Triste nouvelle dans la périphérie nord-ouest de Yaoundé, les populations non loin du lieu-dit “Carrefour ministre” du quartier Mbankolo, sont ensevelies. Le bilan provisoire fait état d’une vingtaine de blessés et d’au moins 27 morts, péris dans cet effondrement.
Des instincts grégaires, les habitants de ce quartier ont jadis été avertis et mis en garde à une éventuelle catastrophe qui pourrait coûter la vie. Sandra Mamekem, ancienne domiciliaire de Mbankolo, fait un tracé historique et dit avoir quitté les lieux à course de marathon, il y a fort longtemps :
« Une étude chinoise avait été menée il y a près de 10 ans et prévoyait que les catastrophes de ce genre devraient arriver dans 20 ans. dès lors les autorités administratives nous ont demandé de quitter les lieux en marquant des indices sur les mûres. Nous étions la 19e maison à détruire. Mbankolo est un quartier à risque, ma famille a été victime d’un accident lors d’une pluie en 2017. Elle avait cassé nos murs et mes petits frères étaient blessés. Nous avons trouvé mieux de quitter rapidement pour s’installer à Nkozoa. Je pense que les autres habitants devaient suivre mon exemple et laisser cet espace complément vide. »
Ce n’est pas une première. Les habitants de Yaoundé en ont déjà vécus de ce genre. Pour briefing, le 27 novembre 2022, environs 15 personnes avaient trouvé la mort dans l’éboulement d’un pan de colline au quartier Damas, au sud de Mbankolo, où les pluies torrentielles avaient fait écrouler un terrain vague à flanc de colline sur lequel une foule assistait à un hommage funéraire.
Mais où en sommes-nous ?
Sans doute dans la cité capitale, la ville aux sept collines. Au sommet du mont Mbankolo, se trouve un mini-lac, bordé par une digue en béton. Les eaux du lac ont certainement débordées, brisant la digue et emportant sans rien laisser sur leur passage. Des habitants surpris, c’est le cas d’une famille victime, perdant à la fois 9 enfants qui étaient en pleine célébration d’un anniversaire.
Inconsolable, assise sur les décombres au pied d’un manguier, (L’un des rares ayant résisté à la furie des eaux), Eveline déclare la perte de son enfant et sa belle-sœur dans ce drame : « J’ai entendu un bruit très fort. Mon petit frère qui était dehors a crié, ma famille va mourir. Il a bondi dans l’eau, dans l’espoir de sauver sa femme, son bébé et mon enfant qui était chez eux. Mais il n’y est pas parvenu. Tous sont morts, excepté ce bébé de trois semaines qui a été miraculeusement retrouvé vivant dans la nuit. »
Une frayeur et des sentiments de compassion. On se souvient encore des 42 morts du 28 octobre 2019 à Gouache, dans le troisième arrondissement de Bafoussam. Leur mort a provoqué l’émoi dans le pays. Et selon le ministre de l’administration territoriale, Paul Atanga Nji, descendu sur le terrain après le drame, « Ces maisons ont été construites dans une zone dangereuse ».

**Enregistrements présentés**
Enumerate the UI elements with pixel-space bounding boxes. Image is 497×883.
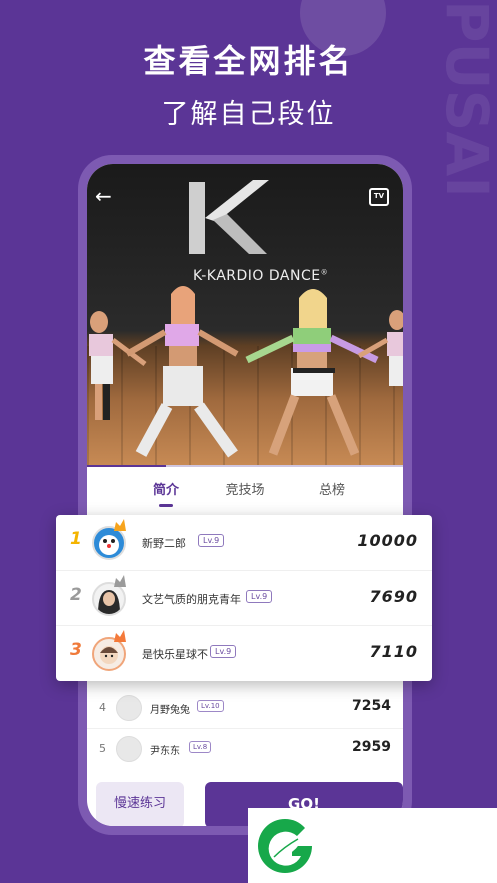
score: 10000	[357, 531, 418, 550]
rank-number: 2	[70, 585, 82, 605]
arrow-left-icon: ←	[95, 184, 112, 208]
user-name: 新野二郎	[142, 537, 186, 550]
k-logo-icon	[189, 180, 269, 254]
cast-tv-button[interactable]: TV	[369, 188, 389, 206]
level-badge: Lv.9	[198, 534, 225, 547]
avatar	[92, 637, 126, 671]
studio-logo-text: K-KARDIO DANCE®	[193, 268, 329, 284]
ranking-row[interactable]: 5 尹东东 Lv.8 2959	[87, 730, 403, 770]
score: 7110	[369, 642, 418, 661]
rank-number: 1	[70, 529, 82, 549]
avatar	[116, 695, 142, 721]
video-progress-fill	[87, 465, 166, 467]
active-tab-indicator	[159, 504, 173, 507]
phone-frame: K-KARDIO DANCE® ← TV 简介 竞技场 总榜 4 月野兔兔 Lv…	[78, 155, 412, 835]
rank-number: 5	[99, 742, 106, 755]
podium-row-first[interactable]: 1 新野二郎 Lv.9 10000	[56, 515, 432, 570]
app-logo-icon	[258, 819, 312, 873]
tv-icon: TV	[373, 192, 385, 200]
rank-number: 3	[70, 640, 82, 660]
tab-arena[interactable]: 竞技场	[225, 479, 264, 498]
podium-row-third[interactable]: 3 是快乐星球不 Lv.9 7110	[56, 625, 432, 680]
back-button[interactable]: ←	[95, 184, 112, 208]
user-name: 月野兔兔	[150, 705, 190, 716]
level-badge: Lv.9	[210, 645, 237, 658]
crown-icon	[114, 630, 126, 642]
slow-practice-button[interactable]: 慢速练习	[96, 782, 184, 826]
page-subtitle: 了解自己段位	[161, 99, 336, 130]
tab-leaderboard[interactable]: 总榜	[319, 479, 345, 498]
crown-icon	[114, 519, 126, 531]
dance-video[interactable]: K-KARDIO DANCE® ← TV	[87, 164, 403, 467]
level-badge: Lv.9	[246, 590, 273, 603]
level-badge: Lv.8	[189, 741, 212, 753]
score: 7690	[369, 587, 418, 606]
dancers-illustration	[89, 286, 403, 458]
tab-intro[interactable]: 简介	[153, 479, 179, 498]
ranking-row[interactable]: 4 月野兔兔 Lv.10 7254	[87, 689, 403, 729]
row-divider	[87, 728, 403, 729]
user-name: 文艺气质的朋克青年	[142, 593, 241, 606]
rank-number: 4	[99, 701, 106, 714]
crown-icon	[114, 575, 126, 587]
top-three-card: 1 新野二郎 Lv.9 10000 2 文艺气质的朋克青年 Lv.9 7690 …	[56, 515, 432, 681]
score: 7254	[352, 698, 391, 714]
score: 2959	[352, 739, 391, 755]
podium-row-second[interactable]: 2 文艺气质的朋克青年 Lv.9 7690	[56, 570, 432, 625]
user-name: 尹东东	[150, 746, 180, 757]
user-name: 是快乐星球不	[142, 648, 208, 661]
avatar	[116, 736, 142, 762]
level-badge: Lv.10	[197, 700, 224, 712]
avatar	[92, 582, 126, 616]
page-title: 查看全网排名	[143, 42, 354, 80]
phone-screen: K-KARDIO DANCE® ← TV 简介 竞技场 总榜 4 月野兔兔 Lv…	[87, 164, 403, 826]
avatar	[92, 526, 126, 560]
tab-bar: 简介 竞技场 总榜	[87, 479, 403, 509]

**Consignes écrites**
[A] Restituez tel quel le passage de l'article sur la catastrophe de Mbankolo qui va de « Ce n’est pas » jusqu'à « en sommes-nous ? » inclus.
[B] D'après l'article sur la catastrophe de Mbankolo, combien de personnes avaient trouvé la mort le 27 novembre 2022 au quartier Damas ?
[C] Prolongez l'article sur la catastrophe de Mbankolo à la suite de sa dernière phrase.

**Résultats par consigne**
[A]
Ce n’est pas une première. Les habitants de Yaoundé en ont déjà vécus de ce genre. Pour briefing, le 27 novembre 2022, environs 15 personnes avaient trouvé la mort dans l’éboulement d’un pan de colline au quartier Damas, au sud de Mbankolo, où les pluies torrentielles avaient fait écrouler un terrain vague à flanc de colline sur lequel une foule assistait à un hommage funéraire.
Mais où en sommes-nous ?

[B] Environ 15 personnes.

[C]
Sur le site, l’on peut apercevoir quelques personnalités Camerounaises. Le président du Mouvement pour la Renaissance du Cameroun (MRC), Maurice Kamto a rendu hommage aux victimes du drame.
« Le drame de Mbankolo remet sur la table la question harcelante du développement territorial et celle de l’urbanisme. Combien de tragédies dues à l’absence de rationalisation de la gestion de l’espace urbain faudra-t-il pour que ceux qui sont au pouvoir comprennent que gouverner signifie anticiper ? »
Accompagné du préfet du département du Mfoundi, Franck Emmanuel Biya a passé près d’une heure aux collines meurtrières de Mbankolo. Il est allé apporter son soutien et son réconfort aux victimes.
À qui la faute ?
La question est certainement en voie de dépassement. La balance pèserait peut-être plus du côté du gouvernement, et les populations en payent les frais. L’on assiste donc à un laxisme s’il faut le dire, de la part des deux parties prenantes que sont le gouvernement camerounais par ses démembrement ministériel de l’administration territoriale et de l’urbanisme, et les populations.
La protection des citoyens et l’évaluation des risques au Cameroun incombent à la direction de la protection civile logée au ministère de l’Administration territoriale. Le ministre devrait prendre ses responsabilités en main.
« Cette fissure est déjà grande. Ça s’élargit davantage. Nous allons dresser un rapport que nous allons adresser au Chef de l’État. Il donnera des orientations et ceux qui sont chargés de gérer le problème vont s’atteler à cette tâche. Les gens sont allés construire en bas du rocher. C’est extrêmement dangereux », déclarait le ministre P. Atanga Nji en 2018 à la suite d’une descente sur le terrain dans la zone de Akok Ndoé, où un énorme rocher suspendu menaçant de s’écrouler sur les maisons environnantes, faisait les choux gras de la presse.
Cinq ans plus tard, on est sans nouvelles de la suite reservée à cette descente de la direction de la protection civile du ministère de l’administration territoriale.
Et si l’ONAC apportait son aide ?
l’Ordre National des Architectes du Cameroun (ONAC) veut apporter son expertise pour aider à déterminer les raisons de cet éboulement.
« Nous sommes conscients de l’ampleur de la catastrophe et tenons à adresser nos condoléances aux familles éplorées. Nous prenons la mesure de l’importance à contribuer à éviter de telles tragédies dans l’avenir. En tant qu’architectes, notre devoir est de concevoir et de construire des espaces de vie sécurisés », indique Jean-Christophe Ndongo, dans un message de condoléances adressé aux victimes rendu public le lendemain du drame.
Selon le président de l’ONAC, seulement 2% des bâtiments construits au Cameroun passent par ce corps de métier. Pour inverser la courbe, l’ONAC entend accompagner le gouvernement dans la lutte contre tout ce qui est frauduleux en matière d’architecture et de bâtiment.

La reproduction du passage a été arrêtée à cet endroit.